• Data to use:
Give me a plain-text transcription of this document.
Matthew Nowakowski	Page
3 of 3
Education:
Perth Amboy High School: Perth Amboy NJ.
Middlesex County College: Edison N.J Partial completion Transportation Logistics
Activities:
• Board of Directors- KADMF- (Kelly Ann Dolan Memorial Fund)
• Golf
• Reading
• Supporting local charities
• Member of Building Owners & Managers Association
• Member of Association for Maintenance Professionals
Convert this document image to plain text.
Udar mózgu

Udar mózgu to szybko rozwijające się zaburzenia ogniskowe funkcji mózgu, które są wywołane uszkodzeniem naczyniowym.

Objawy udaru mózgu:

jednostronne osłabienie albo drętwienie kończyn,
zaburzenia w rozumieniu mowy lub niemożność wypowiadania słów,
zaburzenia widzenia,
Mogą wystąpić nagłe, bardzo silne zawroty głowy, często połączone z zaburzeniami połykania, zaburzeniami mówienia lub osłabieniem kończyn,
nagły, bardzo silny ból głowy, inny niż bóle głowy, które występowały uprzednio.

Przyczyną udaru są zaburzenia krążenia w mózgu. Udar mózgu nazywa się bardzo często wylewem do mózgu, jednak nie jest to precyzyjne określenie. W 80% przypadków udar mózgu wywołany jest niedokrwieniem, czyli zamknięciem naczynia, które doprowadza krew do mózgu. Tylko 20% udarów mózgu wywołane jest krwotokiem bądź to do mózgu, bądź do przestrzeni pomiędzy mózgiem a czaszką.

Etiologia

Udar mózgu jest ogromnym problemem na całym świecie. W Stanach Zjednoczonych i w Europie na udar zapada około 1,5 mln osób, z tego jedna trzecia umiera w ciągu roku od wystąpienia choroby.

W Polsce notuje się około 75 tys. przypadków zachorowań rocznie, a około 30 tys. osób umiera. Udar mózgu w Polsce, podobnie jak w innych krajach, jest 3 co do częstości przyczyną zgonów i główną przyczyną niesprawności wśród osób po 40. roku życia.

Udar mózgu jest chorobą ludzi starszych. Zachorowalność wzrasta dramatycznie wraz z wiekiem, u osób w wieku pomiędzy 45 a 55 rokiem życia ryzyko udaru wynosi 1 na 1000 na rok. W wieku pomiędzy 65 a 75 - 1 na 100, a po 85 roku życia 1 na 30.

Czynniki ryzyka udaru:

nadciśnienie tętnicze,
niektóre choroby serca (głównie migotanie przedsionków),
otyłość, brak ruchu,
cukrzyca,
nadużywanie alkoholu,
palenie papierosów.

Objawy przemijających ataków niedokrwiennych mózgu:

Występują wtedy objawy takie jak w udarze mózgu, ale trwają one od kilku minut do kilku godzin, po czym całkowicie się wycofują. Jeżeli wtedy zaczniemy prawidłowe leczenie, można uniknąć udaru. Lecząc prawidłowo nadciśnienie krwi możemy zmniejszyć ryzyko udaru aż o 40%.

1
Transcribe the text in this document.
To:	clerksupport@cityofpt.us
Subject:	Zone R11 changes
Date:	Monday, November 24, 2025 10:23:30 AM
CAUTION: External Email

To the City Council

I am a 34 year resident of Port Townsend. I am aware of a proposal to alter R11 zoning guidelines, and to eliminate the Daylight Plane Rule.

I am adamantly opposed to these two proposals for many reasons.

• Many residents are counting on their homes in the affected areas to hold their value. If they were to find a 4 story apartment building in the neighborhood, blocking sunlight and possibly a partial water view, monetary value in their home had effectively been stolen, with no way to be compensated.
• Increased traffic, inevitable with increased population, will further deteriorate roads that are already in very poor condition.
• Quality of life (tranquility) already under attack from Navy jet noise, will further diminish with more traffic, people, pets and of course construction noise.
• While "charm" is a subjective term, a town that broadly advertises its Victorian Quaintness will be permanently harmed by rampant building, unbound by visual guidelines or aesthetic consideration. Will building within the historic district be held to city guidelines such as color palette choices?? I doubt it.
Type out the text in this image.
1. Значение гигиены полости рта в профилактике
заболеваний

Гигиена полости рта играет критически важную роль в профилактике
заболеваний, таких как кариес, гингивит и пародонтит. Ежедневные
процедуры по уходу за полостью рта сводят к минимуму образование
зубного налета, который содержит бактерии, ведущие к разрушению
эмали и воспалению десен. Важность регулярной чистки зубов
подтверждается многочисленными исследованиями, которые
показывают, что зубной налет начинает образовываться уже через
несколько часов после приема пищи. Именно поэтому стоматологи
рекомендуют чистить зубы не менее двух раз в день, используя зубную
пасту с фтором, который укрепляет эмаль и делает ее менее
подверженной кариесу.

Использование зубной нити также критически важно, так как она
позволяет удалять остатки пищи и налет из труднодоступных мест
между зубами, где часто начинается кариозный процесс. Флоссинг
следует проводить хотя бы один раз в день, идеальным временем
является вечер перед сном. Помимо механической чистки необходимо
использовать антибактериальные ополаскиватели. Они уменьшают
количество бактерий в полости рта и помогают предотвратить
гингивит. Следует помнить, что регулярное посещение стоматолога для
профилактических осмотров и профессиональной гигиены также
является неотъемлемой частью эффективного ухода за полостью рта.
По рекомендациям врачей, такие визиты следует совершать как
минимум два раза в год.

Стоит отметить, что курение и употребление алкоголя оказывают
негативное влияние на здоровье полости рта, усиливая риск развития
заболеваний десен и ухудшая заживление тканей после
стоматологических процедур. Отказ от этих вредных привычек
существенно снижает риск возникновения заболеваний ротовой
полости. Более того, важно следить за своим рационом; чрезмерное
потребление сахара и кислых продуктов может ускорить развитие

• Request:
List each line of the records that holds the string "Member".

• Full response:
• Member of Building Owners & Managers Association
• Member of Association for Maintenance Professionals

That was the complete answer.